---------- Material shown ----------
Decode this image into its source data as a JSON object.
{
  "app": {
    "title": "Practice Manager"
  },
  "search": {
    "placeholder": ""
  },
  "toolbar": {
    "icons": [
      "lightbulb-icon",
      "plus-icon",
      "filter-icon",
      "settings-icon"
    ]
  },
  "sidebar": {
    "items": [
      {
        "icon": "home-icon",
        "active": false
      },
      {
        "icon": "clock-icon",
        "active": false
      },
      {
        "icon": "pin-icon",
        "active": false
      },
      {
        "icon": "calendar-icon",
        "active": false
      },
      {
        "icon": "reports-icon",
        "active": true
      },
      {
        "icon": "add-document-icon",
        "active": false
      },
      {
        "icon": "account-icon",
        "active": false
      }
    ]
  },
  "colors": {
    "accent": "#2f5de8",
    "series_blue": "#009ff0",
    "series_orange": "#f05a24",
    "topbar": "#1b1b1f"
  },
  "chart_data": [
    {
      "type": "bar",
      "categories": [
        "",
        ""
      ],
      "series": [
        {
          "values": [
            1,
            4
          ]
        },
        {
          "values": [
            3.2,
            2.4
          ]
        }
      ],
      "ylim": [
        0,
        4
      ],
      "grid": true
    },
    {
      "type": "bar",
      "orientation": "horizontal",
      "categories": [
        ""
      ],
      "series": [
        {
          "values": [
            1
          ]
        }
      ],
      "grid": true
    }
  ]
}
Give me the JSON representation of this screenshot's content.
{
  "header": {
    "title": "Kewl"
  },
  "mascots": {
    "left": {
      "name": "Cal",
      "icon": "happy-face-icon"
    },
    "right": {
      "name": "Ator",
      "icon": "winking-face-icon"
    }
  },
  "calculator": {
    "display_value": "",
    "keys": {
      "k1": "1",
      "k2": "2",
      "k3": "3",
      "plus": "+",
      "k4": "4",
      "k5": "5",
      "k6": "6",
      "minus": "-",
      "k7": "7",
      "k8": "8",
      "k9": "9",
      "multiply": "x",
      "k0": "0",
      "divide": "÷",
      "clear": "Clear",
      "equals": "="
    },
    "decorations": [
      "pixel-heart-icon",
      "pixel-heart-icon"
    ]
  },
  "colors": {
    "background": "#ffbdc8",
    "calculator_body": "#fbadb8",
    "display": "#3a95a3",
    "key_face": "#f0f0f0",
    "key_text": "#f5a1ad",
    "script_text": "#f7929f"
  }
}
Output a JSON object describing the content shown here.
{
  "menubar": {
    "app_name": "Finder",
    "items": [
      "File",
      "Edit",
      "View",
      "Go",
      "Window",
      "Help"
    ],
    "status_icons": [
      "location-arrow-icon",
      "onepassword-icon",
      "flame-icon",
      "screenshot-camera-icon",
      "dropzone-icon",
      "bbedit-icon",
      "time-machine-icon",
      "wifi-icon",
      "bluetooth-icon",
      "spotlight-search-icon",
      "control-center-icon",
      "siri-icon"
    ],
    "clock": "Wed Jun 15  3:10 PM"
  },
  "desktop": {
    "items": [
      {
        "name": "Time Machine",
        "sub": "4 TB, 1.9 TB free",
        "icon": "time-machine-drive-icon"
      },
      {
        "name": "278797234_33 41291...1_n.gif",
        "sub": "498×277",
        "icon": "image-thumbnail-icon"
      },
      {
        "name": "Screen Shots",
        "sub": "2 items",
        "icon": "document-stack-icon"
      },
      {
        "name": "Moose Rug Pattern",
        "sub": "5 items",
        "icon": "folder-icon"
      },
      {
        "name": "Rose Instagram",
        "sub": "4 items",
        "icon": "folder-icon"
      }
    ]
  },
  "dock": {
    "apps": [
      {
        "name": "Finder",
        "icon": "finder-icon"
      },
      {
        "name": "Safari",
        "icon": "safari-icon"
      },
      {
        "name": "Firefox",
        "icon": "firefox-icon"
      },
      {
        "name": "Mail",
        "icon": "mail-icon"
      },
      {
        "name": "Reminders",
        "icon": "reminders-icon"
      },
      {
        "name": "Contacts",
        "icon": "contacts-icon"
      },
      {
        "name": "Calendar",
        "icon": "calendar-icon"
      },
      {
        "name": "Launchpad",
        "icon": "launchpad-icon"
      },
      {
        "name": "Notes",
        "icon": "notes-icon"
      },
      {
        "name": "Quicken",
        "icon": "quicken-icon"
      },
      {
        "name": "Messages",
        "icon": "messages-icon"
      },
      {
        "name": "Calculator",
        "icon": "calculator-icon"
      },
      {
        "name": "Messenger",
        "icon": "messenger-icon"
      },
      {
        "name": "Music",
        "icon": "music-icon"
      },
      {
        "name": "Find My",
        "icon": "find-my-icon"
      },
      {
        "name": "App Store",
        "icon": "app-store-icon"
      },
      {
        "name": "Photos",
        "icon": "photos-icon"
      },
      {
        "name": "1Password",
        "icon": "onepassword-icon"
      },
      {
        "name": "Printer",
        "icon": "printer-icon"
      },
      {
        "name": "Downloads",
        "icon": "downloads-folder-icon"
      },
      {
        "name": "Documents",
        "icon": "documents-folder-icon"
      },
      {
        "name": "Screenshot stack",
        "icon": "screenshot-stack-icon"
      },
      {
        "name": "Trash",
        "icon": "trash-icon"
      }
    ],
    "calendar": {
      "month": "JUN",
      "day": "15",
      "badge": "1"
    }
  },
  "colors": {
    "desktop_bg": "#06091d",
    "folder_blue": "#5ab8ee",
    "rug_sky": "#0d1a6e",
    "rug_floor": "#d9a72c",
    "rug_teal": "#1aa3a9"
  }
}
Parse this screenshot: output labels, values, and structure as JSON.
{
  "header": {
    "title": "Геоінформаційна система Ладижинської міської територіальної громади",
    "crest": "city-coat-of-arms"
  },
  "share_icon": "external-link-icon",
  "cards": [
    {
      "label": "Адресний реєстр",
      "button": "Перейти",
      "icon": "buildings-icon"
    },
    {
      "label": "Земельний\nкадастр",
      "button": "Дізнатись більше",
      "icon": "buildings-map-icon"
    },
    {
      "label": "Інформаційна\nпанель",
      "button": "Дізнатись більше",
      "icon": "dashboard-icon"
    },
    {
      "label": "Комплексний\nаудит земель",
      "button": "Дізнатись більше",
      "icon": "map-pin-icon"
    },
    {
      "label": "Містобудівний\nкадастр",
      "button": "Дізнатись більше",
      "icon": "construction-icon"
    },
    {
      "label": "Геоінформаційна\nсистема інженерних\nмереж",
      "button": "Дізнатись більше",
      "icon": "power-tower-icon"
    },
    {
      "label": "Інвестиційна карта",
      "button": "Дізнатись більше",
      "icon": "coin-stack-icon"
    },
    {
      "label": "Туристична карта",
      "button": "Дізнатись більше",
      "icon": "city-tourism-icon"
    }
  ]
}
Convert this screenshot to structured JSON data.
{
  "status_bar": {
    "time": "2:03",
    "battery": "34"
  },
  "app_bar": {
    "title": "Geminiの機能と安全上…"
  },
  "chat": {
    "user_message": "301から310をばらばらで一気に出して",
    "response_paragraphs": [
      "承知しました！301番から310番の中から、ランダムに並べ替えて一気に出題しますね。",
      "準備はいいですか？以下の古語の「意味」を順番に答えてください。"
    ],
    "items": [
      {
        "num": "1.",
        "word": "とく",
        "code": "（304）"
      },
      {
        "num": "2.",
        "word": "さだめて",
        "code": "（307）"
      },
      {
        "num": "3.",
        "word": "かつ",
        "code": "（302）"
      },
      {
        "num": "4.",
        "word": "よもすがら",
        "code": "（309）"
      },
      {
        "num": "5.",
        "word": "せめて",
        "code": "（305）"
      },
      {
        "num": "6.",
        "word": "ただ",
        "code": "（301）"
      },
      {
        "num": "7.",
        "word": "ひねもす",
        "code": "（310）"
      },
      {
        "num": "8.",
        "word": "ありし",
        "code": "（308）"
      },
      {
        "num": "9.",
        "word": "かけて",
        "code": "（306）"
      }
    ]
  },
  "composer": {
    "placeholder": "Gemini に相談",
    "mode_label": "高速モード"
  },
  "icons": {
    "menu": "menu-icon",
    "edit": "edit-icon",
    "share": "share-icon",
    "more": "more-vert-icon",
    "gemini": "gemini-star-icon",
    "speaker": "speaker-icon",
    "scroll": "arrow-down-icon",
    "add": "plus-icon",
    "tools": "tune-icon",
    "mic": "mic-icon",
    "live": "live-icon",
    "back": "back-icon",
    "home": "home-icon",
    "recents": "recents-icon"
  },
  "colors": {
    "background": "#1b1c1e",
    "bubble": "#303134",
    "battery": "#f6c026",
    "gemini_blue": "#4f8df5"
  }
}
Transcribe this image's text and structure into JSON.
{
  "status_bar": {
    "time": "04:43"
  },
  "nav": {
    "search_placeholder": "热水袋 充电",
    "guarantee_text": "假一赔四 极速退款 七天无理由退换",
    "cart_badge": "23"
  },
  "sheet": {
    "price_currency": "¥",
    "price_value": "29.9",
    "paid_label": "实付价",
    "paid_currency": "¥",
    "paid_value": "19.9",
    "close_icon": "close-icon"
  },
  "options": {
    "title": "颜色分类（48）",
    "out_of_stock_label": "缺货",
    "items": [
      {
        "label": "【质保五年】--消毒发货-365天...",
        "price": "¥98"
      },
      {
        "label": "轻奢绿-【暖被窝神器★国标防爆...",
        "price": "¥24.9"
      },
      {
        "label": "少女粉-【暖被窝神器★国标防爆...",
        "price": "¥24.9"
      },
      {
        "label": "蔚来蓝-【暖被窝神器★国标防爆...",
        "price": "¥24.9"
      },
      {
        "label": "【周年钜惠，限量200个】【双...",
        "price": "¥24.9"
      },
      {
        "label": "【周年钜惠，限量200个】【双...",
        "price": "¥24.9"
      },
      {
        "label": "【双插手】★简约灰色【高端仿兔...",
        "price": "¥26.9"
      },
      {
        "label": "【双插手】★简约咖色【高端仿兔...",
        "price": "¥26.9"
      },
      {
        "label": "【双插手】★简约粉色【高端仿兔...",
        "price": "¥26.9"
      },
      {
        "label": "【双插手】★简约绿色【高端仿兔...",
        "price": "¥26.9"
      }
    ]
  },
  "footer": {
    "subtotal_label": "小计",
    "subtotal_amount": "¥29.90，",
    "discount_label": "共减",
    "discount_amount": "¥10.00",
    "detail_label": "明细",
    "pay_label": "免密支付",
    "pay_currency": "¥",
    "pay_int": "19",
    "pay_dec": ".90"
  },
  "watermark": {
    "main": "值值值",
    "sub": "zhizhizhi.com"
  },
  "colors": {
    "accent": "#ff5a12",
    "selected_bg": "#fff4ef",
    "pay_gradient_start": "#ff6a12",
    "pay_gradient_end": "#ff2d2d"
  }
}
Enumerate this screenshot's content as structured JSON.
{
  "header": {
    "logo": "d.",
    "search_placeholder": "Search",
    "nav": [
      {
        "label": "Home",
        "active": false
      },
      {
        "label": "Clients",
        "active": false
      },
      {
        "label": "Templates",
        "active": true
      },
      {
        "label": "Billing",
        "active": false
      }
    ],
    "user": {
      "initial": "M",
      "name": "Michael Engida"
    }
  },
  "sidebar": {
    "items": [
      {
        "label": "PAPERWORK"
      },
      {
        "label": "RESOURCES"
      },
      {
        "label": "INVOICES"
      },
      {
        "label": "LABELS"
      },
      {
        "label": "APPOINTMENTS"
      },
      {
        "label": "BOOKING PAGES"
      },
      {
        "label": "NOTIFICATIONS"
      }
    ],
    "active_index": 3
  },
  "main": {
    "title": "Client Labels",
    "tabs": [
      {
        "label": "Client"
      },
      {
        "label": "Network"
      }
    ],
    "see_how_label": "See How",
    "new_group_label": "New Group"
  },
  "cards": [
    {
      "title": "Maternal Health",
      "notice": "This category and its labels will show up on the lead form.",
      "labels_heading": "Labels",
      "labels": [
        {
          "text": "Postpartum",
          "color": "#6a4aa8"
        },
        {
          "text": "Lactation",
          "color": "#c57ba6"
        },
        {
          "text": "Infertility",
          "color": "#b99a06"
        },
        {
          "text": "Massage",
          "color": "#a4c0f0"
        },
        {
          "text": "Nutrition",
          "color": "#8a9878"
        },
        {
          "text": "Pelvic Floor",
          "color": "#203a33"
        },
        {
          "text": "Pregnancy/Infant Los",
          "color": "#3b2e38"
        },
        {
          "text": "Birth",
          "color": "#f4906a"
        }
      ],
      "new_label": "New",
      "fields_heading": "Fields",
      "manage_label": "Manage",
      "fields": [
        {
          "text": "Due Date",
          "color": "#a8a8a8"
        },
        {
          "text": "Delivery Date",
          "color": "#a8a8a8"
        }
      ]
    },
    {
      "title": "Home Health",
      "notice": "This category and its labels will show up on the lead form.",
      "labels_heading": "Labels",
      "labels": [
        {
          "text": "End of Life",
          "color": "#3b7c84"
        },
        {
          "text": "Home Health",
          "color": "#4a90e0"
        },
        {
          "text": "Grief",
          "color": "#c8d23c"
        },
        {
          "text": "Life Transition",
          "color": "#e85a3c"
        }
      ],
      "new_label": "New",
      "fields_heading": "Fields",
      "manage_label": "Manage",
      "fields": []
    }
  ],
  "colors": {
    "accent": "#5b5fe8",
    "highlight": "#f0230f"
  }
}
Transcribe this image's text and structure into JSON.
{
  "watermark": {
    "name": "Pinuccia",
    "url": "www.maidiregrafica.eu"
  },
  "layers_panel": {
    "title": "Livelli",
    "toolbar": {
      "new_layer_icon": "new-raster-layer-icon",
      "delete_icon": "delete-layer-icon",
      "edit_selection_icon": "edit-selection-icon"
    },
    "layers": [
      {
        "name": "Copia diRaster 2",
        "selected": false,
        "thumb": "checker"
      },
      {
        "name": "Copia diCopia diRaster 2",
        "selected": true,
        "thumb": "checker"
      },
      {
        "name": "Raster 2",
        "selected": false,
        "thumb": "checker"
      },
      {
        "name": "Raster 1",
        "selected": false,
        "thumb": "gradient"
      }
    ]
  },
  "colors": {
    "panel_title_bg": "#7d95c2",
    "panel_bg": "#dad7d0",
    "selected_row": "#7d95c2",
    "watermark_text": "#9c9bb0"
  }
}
----------
• **Brief**
State how many lines include the string "structured", and nothing more.

• **Task answer**
2